◆ Aim of the exercise: Reproduce the lines of the material exactly, excluding every image.

------ Listed entries

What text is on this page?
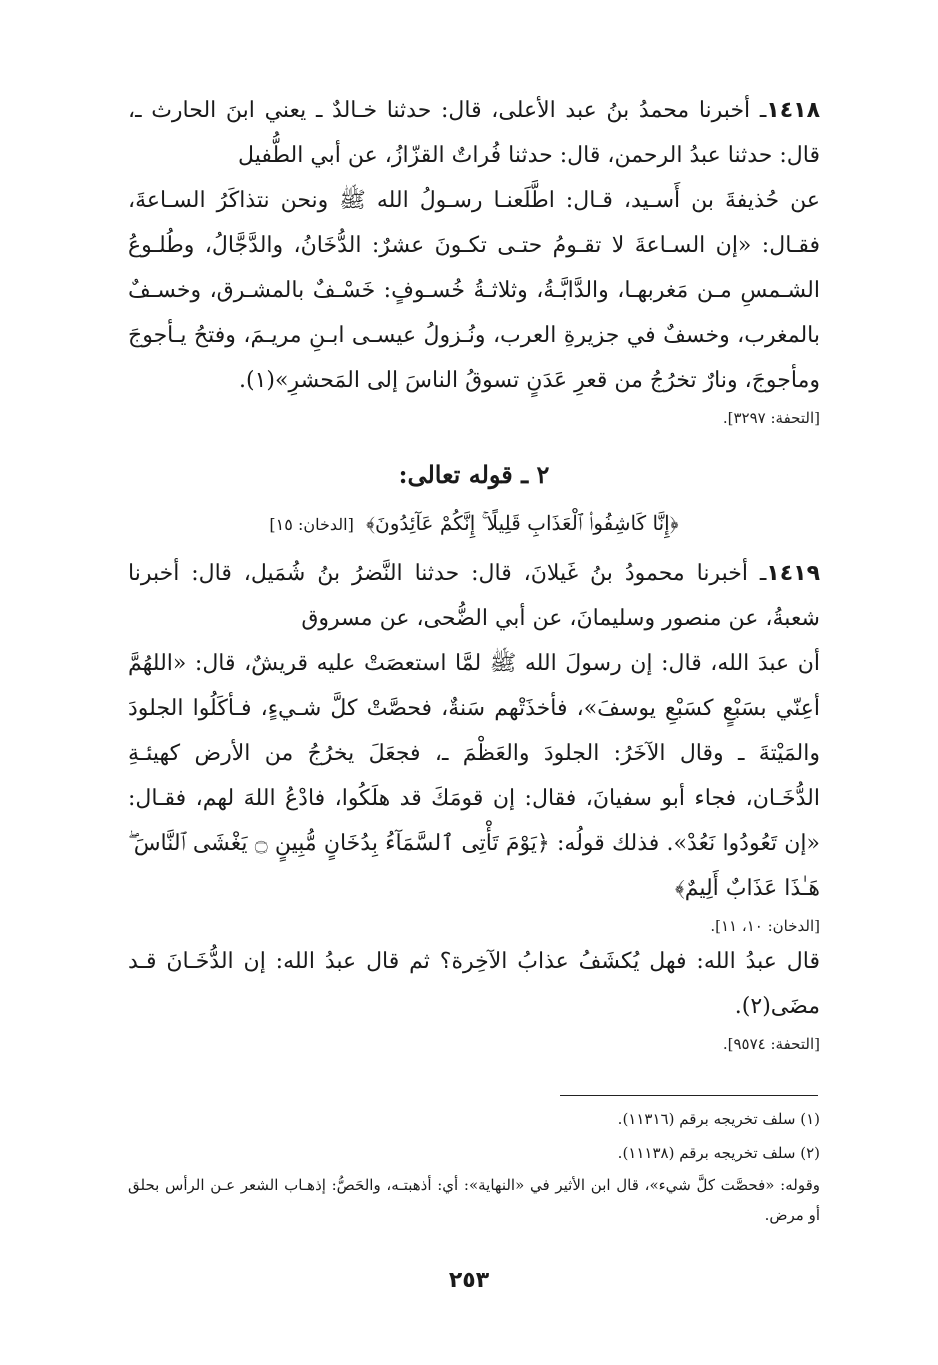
١٤١٨ـ أخبرنا محمدُ بنُ عبد الأعلى، قال: حدثنا خـالدٌ ـ يعني ابنَ الحارث ـ، قال: حدثنا عبدُ الرحمن، قال: حدثنا فُراتٌ القزّازُ، عن أبي الطُّفيل

عن حُذيفةَ بن أَسـيد، قـال: اطَّلَعنـا رسـولُ الله ﷺ ونحن نتذاكَرُ السـاعةَ، فقـال: «إن السـاعةَ لا تقـومُ حتـى تكـونَ عشرٌ: الدُّخَانُ، والدَّجَّالُ، وطُلـوعُ الشـمسِ مـن مَغربهـا، والدَّابَّـةُ، وثلاثـةُ خُسـوفٍ: خَسْـفٌ بالمشـرق، وخسـفٌ بالمغرب، وخسفٌ في جزيرةِ العرب، ونُـزولُ عيسـى ابـنِ مريـمَ، وفتحُ يـأجوجَ ومأجوجَ، ونارٌ تخرُجُ من قعرِ عَدَنٍ تسوقُ الناسَ إلى المَحشرِ»(١).

[التحفة: ٣٢٩٧].
٢ ـ قوله تعالى:
﴿إِنَّا كَاشِفُوا۟ ٱلْعَذَابِ قَلِيلًا ۚ إِنَّكُمْ عَآئِدُونَ﴾ [الدخان: ١٥]

١٤١٩ـ أخبرنا محمودُ بنُ غَيلانَ، قال: حدثنا النَّضرُ بنُ شُمَيل، قال: أخبرنا شعبةُ، عن منصور وسليمانَ، عن أبي الضُّحى، عن مسروق

أن عبدَ الله، قال: إن رسولَ الله ﷺ لمَّا استعصَتْ عليه قريشٌ، قال: «اللهُمَّ أعِنّي بسَبْعٍ كسَبْعِ يوسفَ»، فأخذَتْهم سَنةٌ، فحصَّتْ كلَّ شـيءٍ، فـأكَلُوا الجلودَ والمَيْتةَ ـ وقال الآخَرُ: الجلودَ والعَظْمَ ـ، فجعَلَ يخرُجُ من الأرض كهيئـةِ الدُّخَـان، فجاء أبو سفيانَ، فقال: إن قومَكَ قد هلَكُوا، فادْعُ اللهَ لهم، فقـال: «إن تَعُودُوا نَعُدْ». فذلك قولُه: ﴿يَوْمَ تَأْتِى ٱلسَّمَآءُ بِدُخَانٍ مُّبِينٍ ۝ يَغْشَى ٱلنَّاسَ ۖ هَـٰذَا عَذَابٌ أَلِيمٌ﴾

[الدخان: ١٠، ١١].

قال عبدُ الله: فهل يُكشَفُ عذابُ الآخِرة؟ ثم قال عبدُ الله: إن الدُّخَـانَ قـد مضَى(٢).

[التحفة: ٩٥٧٤].
(١) سلف تخريجه برقم (١١٣١٦).
(٢) سلف تخريجه برقم (١١١٣٨).
وقوله: «فحصَّت كلَّ شيء»، قال ابن الأثير في «النهاية»: أي: أذهبتـه، والحَصُّ: إذهـاب الشعر عـن الرأس بحلق أو مرض.
٢٥٣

------------

◆ Correct result:
What text is on this page?
١٤١٨ـ أخبرنا محمدُ بنُ عبد الأعلى، قال: حدثنا خـالدٌ ـ يعني ابنَ الحارث ـ، قال: حدثنا عبدُ الرحمن، قال: حدثنا فُراتٌ القزّازُ، عن أبي الطُّفيل

عن حُذيفةَ بن أَسـيد، قـال: اطَّلَعنـا رسـولُ الله ﷺ ونحن نتذاكَرُ السـاعةَ، فقـال: «إن السـاعةَ لا تقـومُ حتـى تكـونَ عشرٌ: الدُّخَانُ، والدَّجَّالُ، وطُلـوعُ الشـمسِ مـن مَغربهـا، والدَّابَّـةُ، وثلاثـةُ خُسـوفٍ: خَسْـفٌ بالمشـرق، وخسـفٌ بالمغرب، وخسفٌ في جزيرةِ العرب، ونُـزولُ عيسـى ابـنِ مريـمَ، وفتحُ يـأجوجَ ومأجوجَ، ونارٌ تخرُجُ من قعرِ عَدَنٍ تسوقُ الناسَ إلى المَحشرِ»(١).

[التحفة: ٣٢٩٧].
٢ ـ قوله تعالى:
﴿إِنَّا كَاشِفُوا۟ ٱلْعَذَابِ قَلِيلًا ۚ إِنَّكُمْ عَآئِدُونَ﴾ [الدخان: ١٥]

١٤١٩ـ أخبرنا محمودُ بنُ غَيلانَ، قال: حدثنا النَّضرُ بنُ شُمَيل، قال: أخبرنا شعبةُ، عن منصور وسليمانَ، عن أبي الضُّحى، عن مسروق

أن عبدَ الله، قال: إن رسولَ الله ﷺ لمَّا استعصَتْ عليه قريشٌ، قال: «اللهُمَّ أعِنّي بسَبْعٍ كسَبْعِ يوسفَ»، فأخذَتْهم سَنةٌ، فحصَّتْ كلَّ شـيءٍ، فـأكَلُوا الجلودَ والمَيْتةَ ـ وقال الآخَرُ: الجلودَ والعَظْمَ ـ، فجعَلَ يخرُجُ من الأرض كهيئـةِ الدُّخَـان، فجاء أبو سفيانَ، فقال: إن قومَكَ قد هلَكُوا، فادْعُ اللهَ لهم، فقـال: «إن تَعُودُوا نَعُدْ». فذلك قولُه: ﴿يَوْمَ تَأْتِى ٱلسَّمَآءُ بِدُخَانٍ مُّبِينٍ ۝ يَغْشَى ٱلنَّاسَ ۖ هَـٰذَا عَذَابٌ أَلِيمٌ﴾

[الدخان: ١٠، ١١].

قال عبدُ الله: فهل يُكشَفُ عذابُ الآخِرة؟ ثم قال عبدُ الله: إن الدُّخَـانَ قـد مضَى(٢).

[التحفة: ٩٥٧٤].
(١) سلف تخريجه برقم (١١٣١٦).
(٢) سلف تخريجه برقم (١١١٣٨).
وقوله: «فحصَّت كلَّ شيء»، قال ابن الأثير في «النهاية»: أي: أذهبتـه، والحَصُّ: إذهـاب الشعر عـن الرأس بحلق أو مرض.
٢٥٣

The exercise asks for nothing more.